- Written problem
Locate the word "huma" in the data below, then copy every line that holds it.

(Dataset entries)
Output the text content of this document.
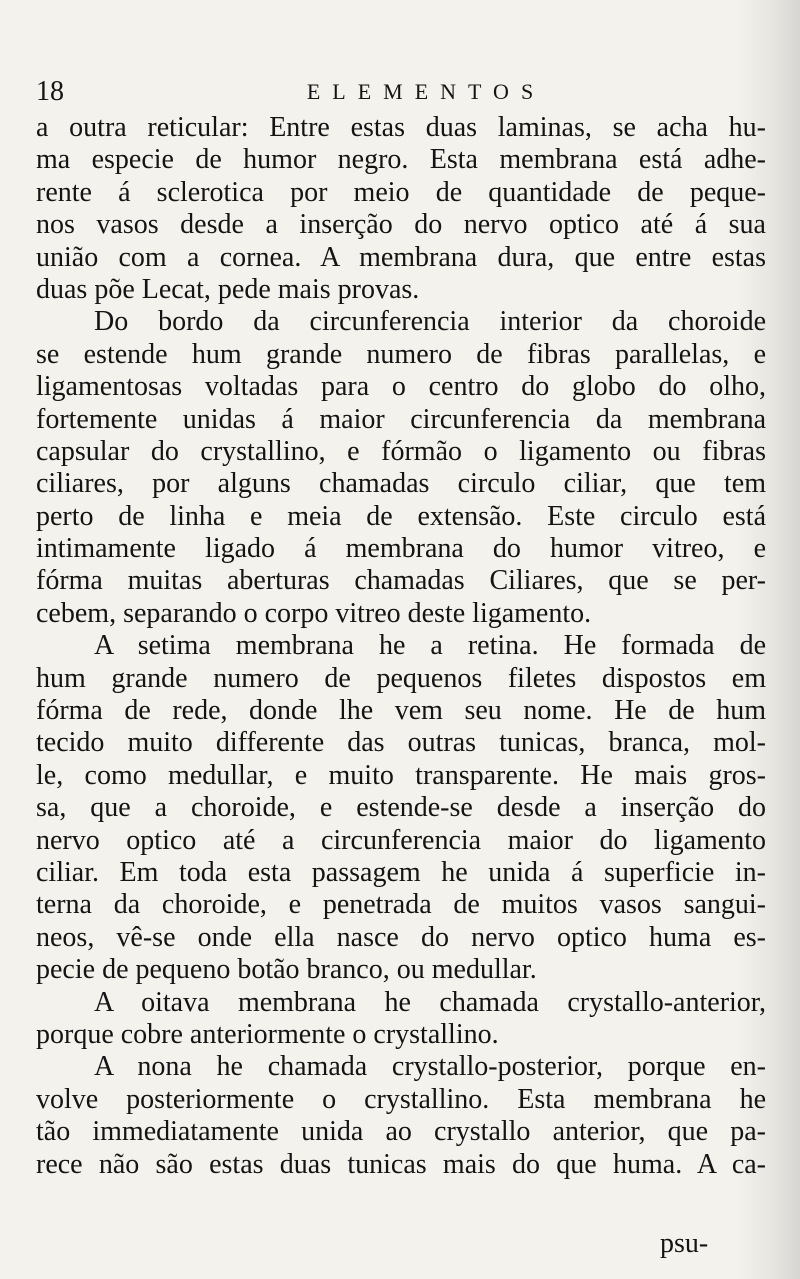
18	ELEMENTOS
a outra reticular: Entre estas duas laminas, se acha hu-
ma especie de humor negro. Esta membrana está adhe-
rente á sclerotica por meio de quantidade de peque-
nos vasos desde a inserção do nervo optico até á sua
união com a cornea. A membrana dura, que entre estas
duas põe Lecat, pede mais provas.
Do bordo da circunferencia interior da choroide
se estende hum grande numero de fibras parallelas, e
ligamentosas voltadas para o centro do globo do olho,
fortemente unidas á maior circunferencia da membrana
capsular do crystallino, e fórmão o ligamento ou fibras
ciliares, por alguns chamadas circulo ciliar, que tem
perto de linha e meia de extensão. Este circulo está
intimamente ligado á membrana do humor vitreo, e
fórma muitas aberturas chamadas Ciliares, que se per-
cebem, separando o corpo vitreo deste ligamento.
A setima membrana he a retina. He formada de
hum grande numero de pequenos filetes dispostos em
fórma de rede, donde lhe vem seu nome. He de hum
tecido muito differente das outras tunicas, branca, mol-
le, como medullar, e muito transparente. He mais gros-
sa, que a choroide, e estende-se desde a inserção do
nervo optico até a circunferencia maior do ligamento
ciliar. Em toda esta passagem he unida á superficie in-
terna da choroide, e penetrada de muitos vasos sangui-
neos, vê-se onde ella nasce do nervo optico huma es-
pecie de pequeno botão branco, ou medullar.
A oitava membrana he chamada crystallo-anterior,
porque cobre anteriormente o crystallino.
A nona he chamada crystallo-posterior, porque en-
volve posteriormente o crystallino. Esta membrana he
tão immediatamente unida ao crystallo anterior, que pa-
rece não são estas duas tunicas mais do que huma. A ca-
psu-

- Answer for this exercise
neos, vê-se onde ella nasce do nervo optico huma es-
rece não são estas duas tunicas mais do que huma. A ca-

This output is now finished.